### Brief
Gather all lines in the entries below that include the word "корпусов".

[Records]
------------------------

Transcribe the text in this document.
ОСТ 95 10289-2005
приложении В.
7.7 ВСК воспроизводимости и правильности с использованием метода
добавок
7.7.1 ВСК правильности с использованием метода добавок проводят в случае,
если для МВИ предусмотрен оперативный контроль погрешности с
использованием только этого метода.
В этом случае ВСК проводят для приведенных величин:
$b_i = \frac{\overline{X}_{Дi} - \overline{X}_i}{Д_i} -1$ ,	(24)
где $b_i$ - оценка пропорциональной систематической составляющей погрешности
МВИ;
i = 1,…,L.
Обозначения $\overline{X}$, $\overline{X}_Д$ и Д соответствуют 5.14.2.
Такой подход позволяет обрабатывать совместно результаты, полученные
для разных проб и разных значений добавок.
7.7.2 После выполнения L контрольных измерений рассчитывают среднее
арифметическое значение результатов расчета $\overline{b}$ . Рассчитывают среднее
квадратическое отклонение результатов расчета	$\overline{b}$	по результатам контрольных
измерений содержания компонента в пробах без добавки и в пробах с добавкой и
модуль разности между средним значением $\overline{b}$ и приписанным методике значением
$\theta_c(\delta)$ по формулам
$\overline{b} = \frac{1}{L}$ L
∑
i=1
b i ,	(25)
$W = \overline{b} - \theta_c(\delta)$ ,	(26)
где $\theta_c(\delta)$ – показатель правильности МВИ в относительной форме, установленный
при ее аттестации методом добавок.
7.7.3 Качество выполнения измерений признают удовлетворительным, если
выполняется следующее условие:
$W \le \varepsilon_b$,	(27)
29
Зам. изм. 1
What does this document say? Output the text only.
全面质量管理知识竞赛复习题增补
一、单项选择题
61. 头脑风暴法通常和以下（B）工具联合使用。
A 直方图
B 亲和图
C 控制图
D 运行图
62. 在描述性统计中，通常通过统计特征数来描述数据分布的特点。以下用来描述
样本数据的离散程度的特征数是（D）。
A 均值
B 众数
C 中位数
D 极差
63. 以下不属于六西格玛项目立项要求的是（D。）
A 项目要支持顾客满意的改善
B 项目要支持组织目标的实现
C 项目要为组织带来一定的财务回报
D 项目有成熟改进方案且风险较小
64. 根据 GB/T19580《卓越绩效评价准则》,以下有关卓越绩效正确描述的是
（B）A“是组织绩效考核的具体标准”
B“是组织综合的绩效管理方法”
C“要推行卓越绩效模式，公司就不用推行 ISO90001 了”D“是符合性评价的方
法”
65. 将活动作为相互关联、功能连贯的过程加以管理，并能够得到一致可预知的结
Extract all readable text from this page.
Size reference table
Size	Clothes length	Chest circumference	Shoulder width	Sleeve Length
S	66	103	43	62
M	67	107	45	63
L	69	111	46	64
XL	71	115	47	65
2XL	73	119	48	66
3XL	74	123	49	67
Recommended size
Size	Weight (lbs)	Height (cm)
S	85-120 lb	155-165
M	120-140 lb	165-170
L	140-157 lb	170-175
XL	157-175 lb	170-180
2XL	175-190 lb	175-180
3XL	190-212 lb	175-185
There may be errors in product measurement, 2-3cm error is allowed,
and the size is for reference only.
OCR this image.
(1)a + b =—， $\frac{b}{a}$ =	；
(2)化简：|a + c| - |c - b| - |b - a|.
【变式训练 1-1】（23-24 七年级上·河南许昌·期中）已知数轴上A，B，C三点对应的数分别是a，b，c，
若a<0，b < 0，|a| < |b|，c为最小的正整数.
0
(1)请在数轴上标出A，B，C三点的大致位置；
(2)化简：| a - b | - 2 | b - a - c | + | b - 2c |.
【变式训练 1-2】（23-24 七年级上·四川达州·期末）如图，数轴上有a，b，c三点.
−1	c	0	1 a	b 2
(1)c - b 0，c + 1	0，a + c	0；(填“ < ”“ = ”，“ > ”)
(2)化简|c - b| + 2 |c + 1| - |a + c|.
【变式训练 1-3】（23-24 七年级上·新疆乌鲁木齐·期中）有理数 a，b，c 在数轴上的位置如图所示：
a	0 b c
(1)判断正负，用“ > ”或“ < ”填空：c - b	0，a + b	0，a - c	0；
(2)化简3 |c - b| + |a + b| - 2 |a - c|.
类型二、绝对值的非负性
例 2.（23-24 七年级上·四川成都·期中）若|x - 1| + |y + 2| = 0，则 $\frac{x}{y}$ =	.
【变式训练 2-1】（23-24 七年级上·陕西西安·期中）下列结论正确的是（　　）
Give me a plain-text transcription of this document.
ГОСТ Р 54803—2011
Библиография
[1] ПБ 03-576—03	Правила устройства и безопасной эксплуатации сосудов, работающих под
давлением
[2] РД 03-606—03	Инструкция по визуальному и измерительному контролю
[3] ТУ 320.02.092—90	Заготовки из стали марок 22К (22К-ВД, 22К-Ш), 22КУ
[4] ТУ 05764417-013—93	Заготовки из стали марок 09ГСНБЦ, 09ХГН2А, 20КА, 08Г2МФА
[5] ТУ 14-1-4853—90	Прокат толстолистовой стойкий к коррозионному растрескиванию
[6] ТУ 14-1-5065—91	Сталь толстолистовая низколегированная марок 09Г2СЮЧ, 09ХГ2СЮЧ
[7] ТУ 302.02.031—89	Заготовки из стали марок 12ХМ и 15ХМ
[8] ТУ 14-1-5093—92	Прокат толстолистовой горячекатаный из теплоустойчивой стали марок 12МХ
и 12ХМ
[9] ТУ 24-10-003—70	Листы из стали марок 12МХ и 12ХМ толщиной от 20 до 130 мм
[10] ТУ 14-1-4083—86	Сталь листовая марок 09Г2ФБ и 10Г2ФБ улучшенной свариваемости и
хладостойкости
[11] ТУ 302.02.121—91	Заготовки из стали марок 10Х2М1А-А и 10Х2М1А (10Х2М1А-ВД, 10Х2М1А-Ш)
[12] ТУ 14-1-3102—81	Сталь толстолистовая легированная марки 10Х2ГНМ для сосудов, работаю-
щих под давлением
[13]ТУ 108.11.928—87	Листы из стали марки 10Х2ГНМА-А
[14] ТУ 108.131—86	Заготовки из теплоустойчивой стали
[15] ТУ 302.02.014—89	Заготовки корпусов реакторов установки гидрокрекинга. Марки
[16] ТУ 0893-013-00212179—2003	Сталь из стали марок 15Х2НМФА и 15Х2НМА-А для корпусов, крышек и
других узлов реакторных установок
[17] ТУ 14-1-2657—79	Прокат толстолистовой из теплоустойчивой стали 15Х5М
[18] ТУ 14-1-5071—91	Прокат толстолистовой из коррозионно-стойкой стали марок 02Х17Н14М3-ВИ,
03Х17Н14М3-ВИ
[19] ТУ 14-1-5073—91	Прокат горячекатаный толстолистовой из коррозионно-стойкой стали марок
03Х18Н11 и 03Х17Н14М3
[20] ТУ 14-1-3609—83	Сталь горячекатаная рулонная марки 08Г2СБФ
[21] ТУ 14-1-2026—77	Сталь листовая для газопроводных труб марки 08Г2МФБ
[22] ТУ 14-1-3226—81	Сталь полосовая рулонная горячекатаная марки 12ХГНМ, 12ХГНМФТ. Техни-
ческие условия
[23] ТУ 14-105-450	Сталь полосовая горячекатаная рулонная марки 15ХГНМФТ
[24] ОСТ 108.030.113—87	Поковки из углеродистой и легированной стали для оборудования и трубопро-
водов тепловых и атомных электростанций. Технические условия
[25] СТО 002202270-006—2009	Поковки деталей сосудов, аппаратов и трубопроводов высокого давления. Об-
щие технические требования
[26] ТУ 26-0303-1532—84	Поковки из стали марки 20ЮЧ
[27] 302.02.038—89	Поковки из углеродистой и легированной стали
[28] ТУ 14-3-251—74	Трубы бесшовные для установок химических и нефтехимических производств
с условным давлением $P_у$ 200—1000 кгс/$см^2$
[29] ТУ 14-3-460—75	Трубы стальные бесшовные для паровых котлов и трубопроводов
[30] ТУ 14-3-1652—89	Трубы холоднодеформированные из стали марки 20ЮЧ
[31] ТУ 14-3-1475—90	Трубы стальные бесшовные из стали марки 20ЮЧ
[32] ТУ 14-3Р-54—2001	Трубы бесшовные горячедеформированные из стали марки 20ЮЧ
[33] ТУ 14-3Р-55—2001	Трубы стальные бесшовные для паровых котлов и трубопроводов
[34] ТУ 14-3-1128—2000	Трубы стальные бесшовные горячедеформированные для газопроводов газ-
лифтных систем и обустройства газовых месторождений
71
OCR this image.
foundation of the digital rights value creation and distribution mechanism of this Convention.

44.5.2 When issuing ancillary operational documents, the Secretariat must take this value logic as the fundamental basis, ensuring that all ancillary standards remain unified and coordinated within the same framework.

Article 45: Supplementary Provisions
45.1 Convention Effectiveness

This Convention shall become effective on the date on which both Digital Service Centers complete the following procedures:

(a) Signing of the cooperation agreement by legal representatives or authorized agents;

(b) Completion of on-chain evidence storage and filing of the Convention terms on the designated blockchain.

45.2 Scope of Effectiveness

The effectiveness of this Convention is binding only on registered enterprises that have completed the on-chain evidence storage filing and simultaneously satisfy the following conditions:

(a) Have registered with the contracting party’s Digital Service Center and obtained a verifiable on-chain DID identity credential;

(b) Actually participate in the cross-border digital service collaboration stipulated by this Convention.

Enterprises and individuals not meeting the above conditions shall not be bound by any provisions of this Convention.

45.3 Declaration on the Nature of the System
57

------------------------

### Answer to the task
[15] ТУ 302.02.014—89	Заготовки корпусов реакторов установки гидрокрекинга. Марки
[16] ТУ 0893-013-00212179—2003	Сталь из стали марок 15Х2НМФА и 15Х2НМА-А для корпусов, крышек и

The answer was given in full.